* **Problem to solve**: Examine each line of the data. Copy those that contain the string "Думаю".

Collected data entries
§

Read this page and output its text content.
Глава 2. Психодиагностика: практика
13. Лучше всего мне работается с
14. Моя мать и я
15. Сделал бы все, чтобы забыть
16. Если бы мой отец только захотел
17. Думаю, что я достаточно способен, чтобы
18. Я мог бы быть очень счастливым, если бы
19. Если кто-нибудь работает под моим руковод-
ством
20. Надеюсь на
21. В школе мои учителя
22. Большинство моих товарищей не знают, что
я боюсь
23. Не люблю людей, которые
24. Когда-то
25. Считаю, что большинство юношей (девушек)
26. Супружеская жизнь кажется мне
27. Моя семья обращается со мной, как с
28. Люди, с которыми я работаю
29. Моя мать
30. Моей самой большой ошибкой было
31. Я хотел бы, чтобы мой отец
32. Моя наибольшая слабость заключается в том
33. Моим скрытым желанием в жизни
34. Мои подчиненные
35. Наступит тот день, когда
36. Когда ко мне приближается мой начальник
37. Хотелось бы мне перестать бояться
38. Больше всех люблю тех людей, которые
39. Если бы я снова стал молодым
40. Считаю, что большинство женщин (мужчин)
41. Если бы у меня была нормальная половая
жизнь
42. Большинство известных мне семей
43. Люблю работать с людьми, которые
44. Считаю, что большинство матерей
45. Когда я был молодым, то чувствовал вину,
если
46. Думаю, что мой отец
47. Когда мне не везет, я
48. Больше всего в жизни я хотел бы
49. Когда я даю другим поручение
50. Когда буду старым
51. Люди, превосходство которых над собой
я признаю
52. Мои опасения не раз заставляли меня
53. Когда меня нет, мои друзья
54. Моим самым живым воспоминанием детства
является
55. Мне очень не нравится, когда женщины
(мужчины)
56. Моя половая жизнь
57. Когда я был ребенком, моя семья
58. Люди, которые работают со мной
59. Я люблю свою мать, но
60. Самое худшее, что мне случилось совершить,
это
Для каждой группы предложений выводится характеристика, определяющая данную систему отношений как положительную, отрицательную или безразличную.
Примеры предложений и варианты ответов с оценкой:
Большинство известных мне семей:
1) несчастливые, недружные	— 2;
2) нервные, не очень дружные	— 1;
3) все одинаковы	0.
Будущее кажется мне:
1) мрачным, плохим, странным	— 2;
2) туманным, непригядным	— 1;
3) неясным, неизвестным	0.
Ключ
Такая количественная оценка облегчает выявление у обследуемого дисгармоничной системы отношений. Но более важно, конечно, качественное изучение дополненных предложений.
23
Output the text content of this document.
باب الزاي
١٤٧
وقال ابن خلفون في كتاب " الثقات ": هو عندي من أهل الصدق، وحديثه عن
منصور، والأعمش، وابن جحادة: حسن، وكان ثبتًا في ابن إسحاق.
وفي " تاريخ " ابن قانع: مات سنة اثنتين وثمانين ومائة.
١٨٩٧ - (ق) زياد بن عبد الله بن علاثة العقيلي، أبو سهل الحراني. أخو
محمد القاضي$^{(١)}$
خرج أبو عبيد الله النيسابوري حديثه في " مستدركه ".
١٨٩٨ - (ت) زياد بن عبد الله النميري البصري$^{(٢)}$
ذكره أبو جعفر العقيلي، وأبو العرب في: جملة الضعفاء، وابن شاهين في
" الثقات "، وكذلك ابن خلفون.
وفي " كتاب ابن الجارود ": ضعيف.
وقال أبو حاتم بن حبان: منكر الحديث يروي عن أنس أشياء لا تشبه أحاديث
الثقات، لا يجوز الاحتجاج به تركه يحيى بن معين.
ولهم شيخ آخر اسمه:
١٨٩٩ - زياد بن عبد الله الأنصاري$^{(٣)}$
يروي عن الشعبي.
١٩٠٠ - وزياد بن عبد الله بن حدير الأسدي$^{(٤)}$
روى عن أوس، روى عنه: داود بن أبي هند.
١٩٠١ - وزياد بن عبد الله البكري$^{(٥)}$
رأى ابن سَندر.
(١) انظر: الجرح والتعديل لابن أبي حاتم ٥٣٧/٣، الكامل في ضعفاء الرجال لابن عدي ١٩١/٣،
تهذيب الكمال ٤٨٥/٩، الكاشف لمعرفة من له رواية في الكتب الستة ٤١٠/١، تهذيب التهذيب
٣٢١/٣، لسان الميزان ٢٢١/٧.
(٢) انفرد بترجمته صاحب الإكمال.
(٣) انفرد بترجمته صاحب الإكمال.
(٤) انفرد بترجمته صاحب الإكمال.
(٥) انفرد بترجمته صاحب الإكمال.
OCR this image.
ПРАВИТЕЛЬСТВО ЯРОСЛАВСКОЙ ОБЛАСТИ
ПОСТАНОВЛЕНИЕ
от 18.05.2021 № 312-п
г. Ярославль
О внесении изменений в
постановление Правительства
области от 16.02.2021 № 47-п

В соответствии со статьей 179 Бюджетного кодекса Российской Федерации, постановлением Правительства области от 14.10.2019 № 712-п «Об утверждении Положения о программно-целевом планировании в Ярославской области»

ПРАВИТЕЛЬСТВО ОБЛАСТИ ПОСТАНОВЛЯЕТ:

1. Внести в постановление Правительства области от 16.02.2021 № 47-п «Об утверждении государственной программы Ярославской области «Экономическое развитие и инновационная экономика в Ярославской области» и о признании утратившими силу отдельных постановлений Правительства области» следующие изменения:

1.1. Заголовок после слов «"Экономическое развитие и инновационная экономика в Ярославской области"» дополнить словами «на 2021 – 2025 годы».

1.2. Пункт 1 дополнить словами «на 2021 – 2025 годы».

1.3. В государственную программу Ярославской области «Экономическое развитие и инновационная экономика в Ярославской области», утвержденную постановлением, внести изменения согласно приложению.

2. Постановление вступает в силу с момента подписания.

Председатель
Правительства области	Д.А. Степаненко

§

* **Problem solution**:
17. Думаю, что я достаточно способен, чтобы
46. Думаю, что мой отец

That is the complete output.